**EXERCISE DETAILS**
Quote exactly, and only, the lines from the one with "Give me a plain-text" through the end of the listing.

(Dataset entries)

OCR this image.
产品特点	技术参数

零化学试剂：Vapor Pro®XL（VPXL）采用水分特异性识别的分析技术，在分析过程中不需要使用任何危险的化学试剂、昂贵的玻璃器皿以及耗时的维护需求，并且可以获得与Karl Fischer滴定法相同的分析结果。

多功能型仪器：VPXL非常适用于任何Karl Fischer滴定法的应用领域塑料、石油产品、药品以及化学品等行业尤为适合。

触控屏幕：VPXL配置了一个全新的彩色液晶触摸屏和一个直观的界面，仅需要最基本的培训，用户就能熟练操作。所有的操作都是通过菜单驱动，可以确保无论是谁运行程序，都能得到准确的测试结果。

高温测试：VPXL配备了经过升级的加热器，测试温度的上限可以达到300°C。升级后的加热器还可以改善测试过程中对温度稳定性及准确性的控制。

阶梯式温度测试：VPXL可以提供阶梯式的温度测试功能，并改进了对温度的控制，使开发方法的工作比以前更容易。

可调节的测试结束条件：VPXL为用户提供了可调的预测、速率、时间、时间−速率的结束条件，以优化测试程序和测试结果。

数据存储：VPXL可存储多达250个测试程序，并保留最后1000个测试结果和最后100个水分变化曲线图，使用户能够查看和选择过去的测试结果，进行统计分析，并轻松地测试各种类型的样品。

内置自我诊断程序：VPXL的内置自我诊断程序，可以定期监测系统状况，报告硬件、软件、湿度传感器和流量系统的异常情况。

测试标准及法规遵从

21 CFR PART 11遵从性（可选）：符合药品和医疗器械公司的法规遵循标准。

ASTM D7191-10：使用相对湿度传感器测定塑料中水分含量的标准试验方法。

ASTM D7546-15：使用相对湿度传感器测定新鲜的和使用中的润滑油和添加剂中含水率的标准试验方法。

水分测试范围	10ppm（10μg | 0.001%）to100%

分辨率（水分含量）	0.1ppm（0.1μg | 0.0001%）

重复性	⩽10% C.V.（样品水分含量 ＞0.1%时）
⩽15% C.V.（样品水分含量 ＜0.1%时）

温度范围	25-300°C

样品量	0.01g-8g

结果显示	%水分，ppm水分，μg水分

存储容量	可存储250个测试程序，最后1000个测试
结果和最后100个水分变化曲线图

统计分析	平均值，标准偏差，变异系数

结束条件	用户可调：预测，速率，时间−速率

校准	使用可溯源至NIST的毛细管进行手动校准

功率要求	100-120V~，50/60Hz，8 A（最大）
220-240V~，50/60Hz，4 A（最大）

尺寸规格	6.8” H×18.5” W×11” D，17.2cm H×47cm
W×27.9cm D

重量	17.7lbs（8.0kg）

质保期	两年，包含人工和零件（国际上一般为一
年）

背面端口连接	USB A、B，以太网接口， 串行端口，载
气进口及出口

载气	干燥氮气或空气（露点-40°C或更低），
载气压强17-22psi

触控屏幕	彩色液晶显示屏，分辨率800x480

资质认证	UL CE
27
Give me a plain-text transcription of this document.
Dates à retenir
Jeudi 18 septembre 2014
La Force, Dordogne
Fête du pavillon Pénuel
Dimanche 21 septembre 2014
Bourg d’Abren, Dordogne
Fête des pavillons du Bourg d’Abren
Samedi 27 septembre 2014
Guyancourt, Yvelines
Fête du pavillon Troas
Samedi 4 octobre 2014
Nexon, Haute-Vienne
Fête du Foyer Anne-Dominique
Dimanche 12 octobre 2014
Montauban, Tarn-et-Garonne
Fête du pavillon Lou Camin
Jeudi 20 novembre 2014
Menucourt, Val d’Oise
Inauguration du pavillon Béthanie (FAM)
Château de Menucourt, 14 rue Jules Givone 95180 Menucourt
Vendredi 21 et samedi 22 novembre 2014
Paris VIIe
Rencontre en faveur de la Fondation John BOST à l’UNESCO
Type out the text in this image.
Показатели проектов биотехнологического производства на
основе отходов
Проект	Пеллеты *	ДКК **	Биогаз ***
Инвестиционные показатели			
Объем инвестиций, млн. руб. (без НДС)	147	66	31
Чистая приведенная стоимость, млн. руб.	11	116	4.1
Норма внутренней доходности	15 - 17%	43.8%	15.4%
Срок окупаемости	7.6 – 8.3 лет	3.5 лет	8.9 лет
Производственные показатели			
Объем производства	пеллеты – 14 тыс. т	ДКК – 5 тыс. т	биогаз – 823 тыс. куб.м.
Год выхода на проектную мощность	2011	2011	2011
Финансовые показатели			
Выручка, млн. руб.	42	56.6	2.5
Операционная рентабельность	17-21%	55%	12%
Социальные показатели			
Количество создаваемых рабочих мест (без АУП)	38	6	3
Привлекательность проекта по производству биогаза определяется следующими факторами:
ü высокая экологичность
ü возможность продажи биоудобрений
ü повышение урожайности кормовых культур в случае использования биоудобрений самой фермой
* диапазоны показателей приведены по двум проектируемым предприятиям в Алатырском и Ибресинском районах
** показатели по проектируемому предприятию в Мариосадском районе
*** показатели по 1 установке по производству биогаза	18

**RESULT OF THIS EXERCISE**
Give me a plain-text transcription of this document.
Dates à retenir
Jeudi 18 septembre 2014
La Force, Dordogne
Fête du pavillon Pénuel
Dimanche 21 septembre 2014
Bourg d’Abren, Dordogne
Fête des pavillons du Bourg d’Abren
Samedi 27 septembre 2014
Guyancourt, Yvelines
Fête du pavillon Troas
Samedi 4 octobre 2014
Nexon, Haute-Vienne
Fête du Foyer Anne-Dominique
Dimanche 12 octobre 2014
Montauban, Tarn-et-Garonne
Fête du pavillon Lou Camin
Jeudi 20 novembre 2014
Menucourt, Val d’Oise
Inauguration du pavillon Béthanie (FAM)
Château de Menucourt, 14 rue Jules Givone 95180 Menucourt
Vendredi 21 et samedi 22 novembre 2014
Paris VIIe
Rencontre en faveur de la Fondation John BOST à l’UNESCO
Type out the text in this image.
Показатели проектов биотехнологического производства на
основе отходов
Проект	Пеллеты *	ДКК **	Биогаз ***
Инвестиционные показатели			
Объем инвестиций, млн. руб. (без НДС)	147	66	31
Чистая приведенная стоимость, млн. руб.	11	116	4.1
Норма внутренней доходности	15 - 17%	43.8%	15.4%
Срок окупаемости	7.6 – 8.3 лет	3.5 лет	8.9 лет
Производственные показатели			
Объем производства	пеллеты – 14 тыс. т	ДКК – 5 тыс. т	биогаз – 823 тыс. куб.м.
Год выхода на проектную мощность	2011	2011	2011
Финансовые показатели			
Выручка, млн. руб.	42	56.6	2.5
Операционная рентабельность	17-21%	55%	12%
Социальные показатели			
Количество создаваемых рабочих мест (без АУП)	38	6	3
Привлекательность проекта по производству биогаза определяется следующими факторами:
ü высокая экологичность
ü возможность продажи биоудобрений
ü повышение урожайности кормовых культур в случае использования биоудобрений самой фермой
* диапазоны показателей приведены по двум проектируемым предприятиям в Алатырском и Ибресинском районах
** показатели по проектируемому предприятию в Мариосадском районе
*** показатели по 1 установке по производству биогаза	18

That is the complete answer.